_Task to complete_. Quote the whole listing exactly. Leave the pictures out of your copy.

Saved entries:
▶
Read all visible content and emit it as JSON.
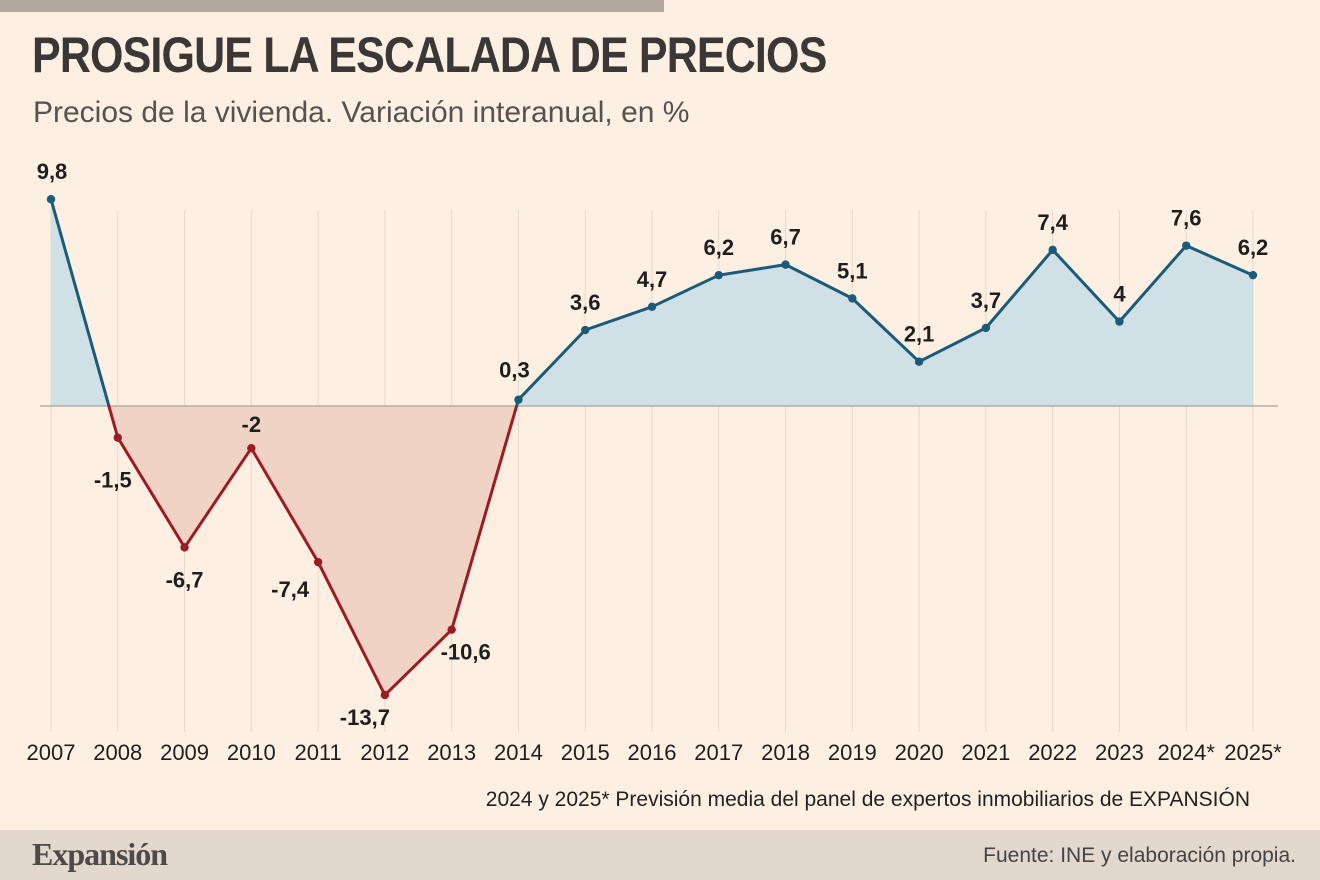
{
  "header": {
    "title": "PROSIGUE LA ESCALADA DE PRECIOS",
    "subtitle": "Precios de la vivienda. Variación interanual, en %"
  },
  "footnote": "2024 y 2025* Previsión media del panel de expertos inmobiliarios de EXPANSIÓN",
  "footer": {
    "brand": "Expansión",
    "source": "Fuente: INE y elaboración propia."
  },
  "colors": {
    "positive_line": "#1b5a78",
    "positive_fill": "#cfe0e6",
    "negative_line": "#9b1c22",
    "negative_fill": "#f1d3c6",
    "background": "#fdf0e2",
    "gridline": "#e3d9ce",
    "zero_line": "#a8a29b"
  },
  "chart_data": {
    "type": "area",
    "title": "PROSIGUE LA ESCALADA DE PRECIOS",
    "subtitle": "Precios de la vivienda. Variación interanual, en %",
    "categories": [
      "2007",
      "2008",
      "2009",
      "2010",
      "2011",
      "2012",
      "2013",
      "2014",
      "2015",
      "2016",
      "2017",
      "2018",
      "2019",
      "2020",
      "2021",
      "2022",
      "2023",
      "2024*",
      "2025*"
    ],
    "values": [
      9.8,
      -1.5,
      -6.7,
      -2,
      -7.4,
      -13.7,
      -10.6,
      0.3,
      3.6,
      4.7,
      6.2,
      6.7,
      5.1,
      2.1,
      3.7,
      7.4,
      4,
      7.6,
      6.2
    ],
    "value_labels": [
      "9,8",
      "-1,5",
      "-6,7",
      "-2",
      "-7,4",
      "-13,7",
      "-10,6",
      "0,3",
      "3,6",
      "4,7",
      "6,2",
      "6,7",
      "5,1",
      "2,1",
      "3,7",
      "7,4",
      "4",
      "7,6",
      "6,2"
    ],
    "ylim": [
      -14,
      10
    ],
    "xlabel": "",
    "ylabel": "",
    "grid": "vertical",
    "legend": "none"
  }
}
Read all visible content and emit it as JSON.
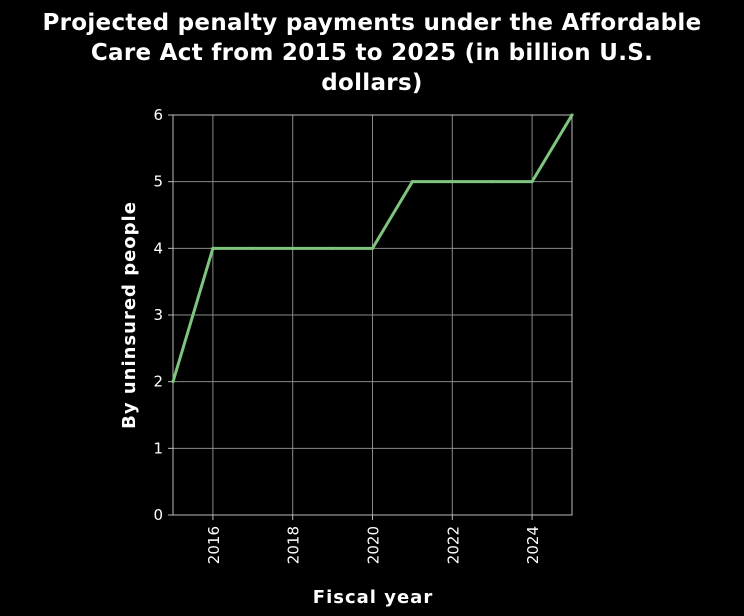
{
  "chart_data": {
    "type": "line",
    "title_lines": [
      "Projected penalty payments under the Affordable",
      "Care Act from 2015 to 2025 (in billion U.S.",
      "dollars)"
    ],
    "xlabel": "Fiscal year",
    "ylabel": "By uninsured people",
    "xlim": [
      2015,
      2025
    ],
    "ylim": [
      0,
      6
    ],
    "x_ticks": [
      2016,
      2018,
      2020,
      2022,
      2024
    ],
    "y_ticks": [
      0,
      1,
      2,
      3,
      4,
      5,
      6
    ],
    "grid": true,
    "series": [
      {
        "color": "#7fc47f",
        "x": [
          2015,
          2016,
          2017,
          2018,
          2019,
          2020,
          2021,
          2022,
          2023,
          2024,
          2025
        ],
        "y": [
          2,
          4,
          4,
          4,
          4,
          4,
          5,
          5,
          5,
          5,
          6
        ]
      }
    ]
  }
}
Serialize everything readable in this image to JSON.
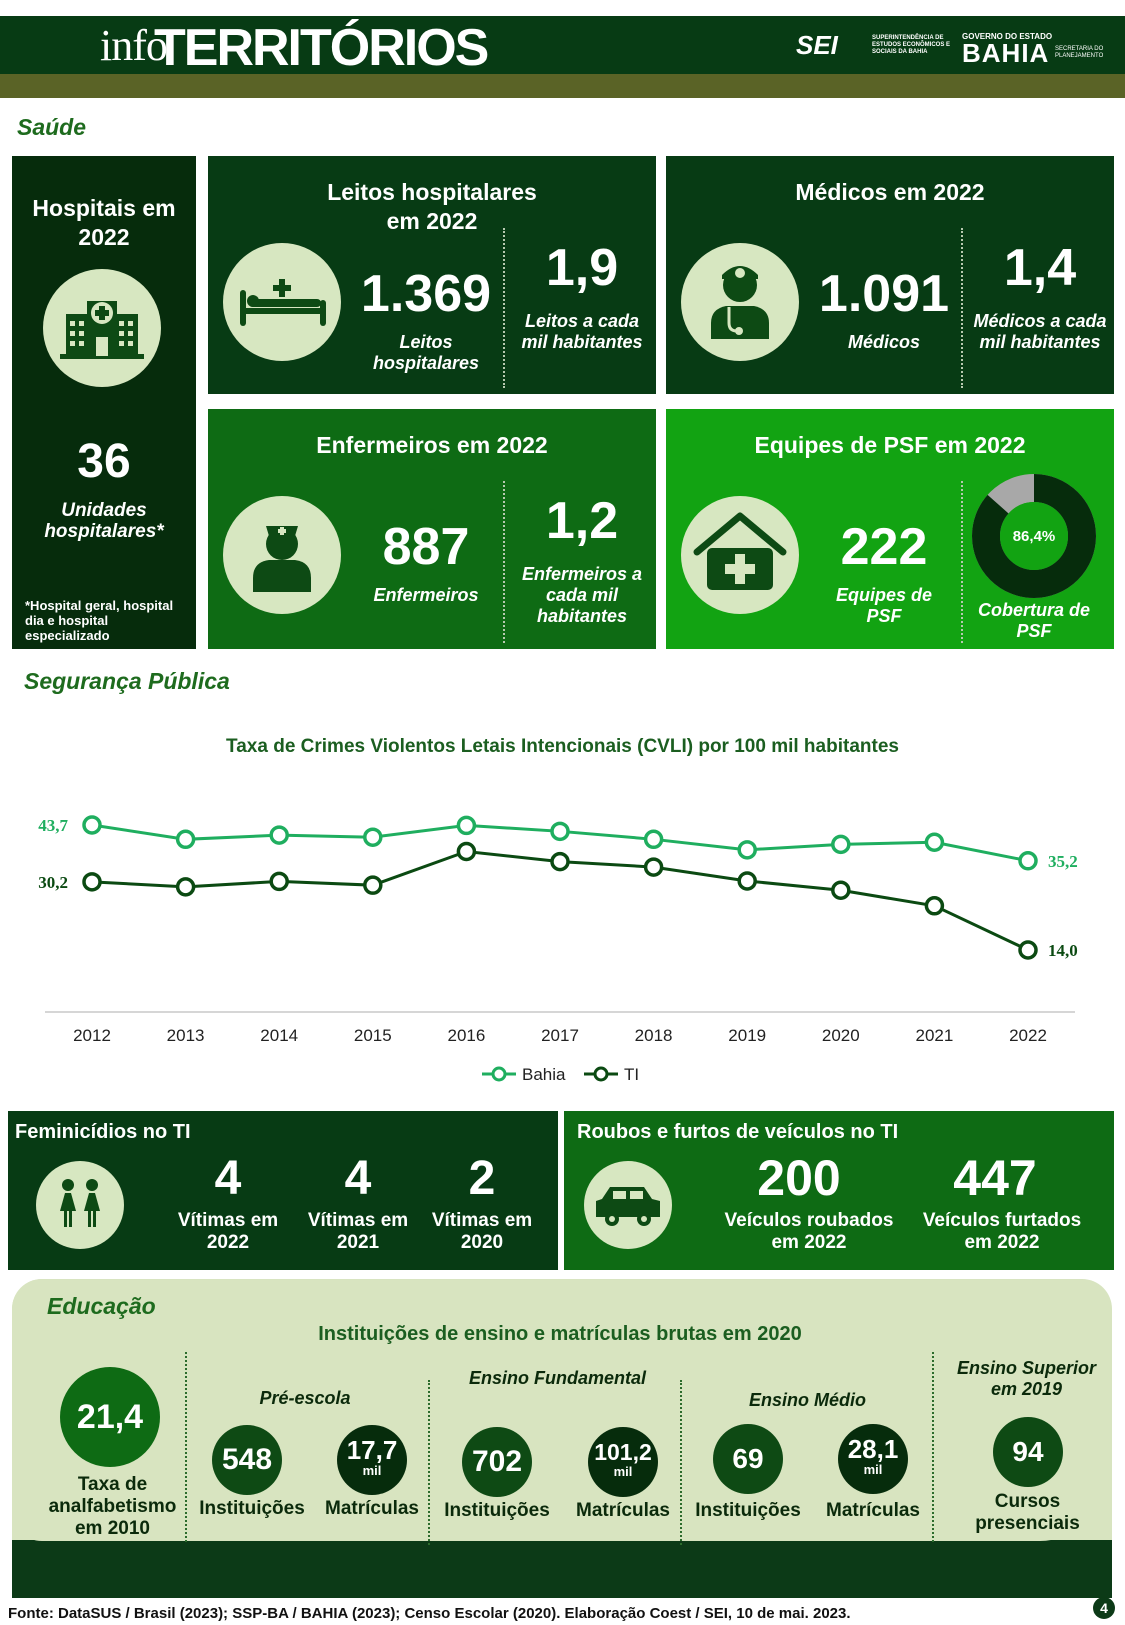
◀
_Written answer_.
Read all visible content and emit it as JSON.
{
  "header": {
    "title": "PROSIGUE LA ESCALADA DE PRECIOS",
    "subtitle": "Precios de la vivienda. Variación interanual, en %"
  },
  "footnote": "2024 y 2025* Previsión media del panel de expertos inmobiliarios de EXPANSIÓN",
  "footer": {
    "brand": "Expansión",
    "source": "Fuente: INE y elaboración propia."
  },
  "colors": {
    "positive_line": "#1b5a78",
    "positive_fill": "#cfe0e6",
    "negative_line": "#9b1c22",
    "negative_fill": "#f1d3c6",
    "background": "#fdf0e2",
    "gridline": "#e3d9ce",
    "zero_line": "#a8a29b"
  },
  "chart_data": {
    "type": "area",
    "title": "PROSIGUE LA ESCALADA DE PRECIOS",
    "subtitle": "Precios de la vivienda. Variación interanual, en %",
    "categories": [
      "2007",
      "2008",
      "2009",
      "2010",
      "2011",
      "2012",
      "2013",
      "2014",
      "2015",
      "2016",
      "2017",
      "2018",
      "2019",
      "2020",
      "2021",
      "2022",
      "2023",
      "2024*",
      "2025*"
    ],
    "values": [
      9.8,
      -1.5,
      -6.7,
      -2,
      -7.4,
      -13.7,
      -10.6,
      0.3,
      3.6,
      4.7,
      6.2,
      6.7,
      5.1,
      2.1,
      3.7,
      7.4,
      4,
      7.6,
      6.2
    ],
    "value_labels": [
      "9,8",
      "-1,5",
      "-6,7",
      "-2",
      "-7,4",
      "-13,7",
      "-10,6",
      "0,3",
      "3,6",
      "4,7",
      "6,2",
      "6,7",
      "5,1",
      "2,1",
      "3,7",
      "7,4",
      "4",
      "7,6",
      "6,2"
    ],
    "ylim": [
      -14,
      10
    ],
    "xlabel": "",
    "ylabel": "",
    "grid": "vertical",
    "legend": "none"
  }
}
Read all visible content and emit it as JSON.
{
  "chart_data": {
    "type": "line",
    "title_lines": [
      "Projected penalty payments under the Affordable",
      "Care Act from 2015 to 2025 (in billion U.S.",
      "dollars)"
    ],
    "xlabel": "Fiscal year",
    "ylabel": "By uninsured people",
    "xlim": [
      2015,
      2025
    ],
    "ylim": [
      0,
      6
    ],
    "x_ticks": [
      2016,
      2018,
      2020,
      2022,
      2024
    ],
    "y_ticks": [
      0,
      1,
      2,
      3,
      4,
      5,
      6
    ],
    "grid": true,
    "series": [
      {
        "color": "#7fc47f",
        "x": [
          2015,
          2016,
          2017,
          2018,
          2019,
          2020,
          2021,
          2022,
          2023,
          2024,
          2025
        ],
        "y": [
          2,
          4,
          4,
          4,
          4,
          4,
          5,
          5,
          5,
          5,
          6
        ]
      }
    ]
  }
}
Serialize everything readable in this image to JSON.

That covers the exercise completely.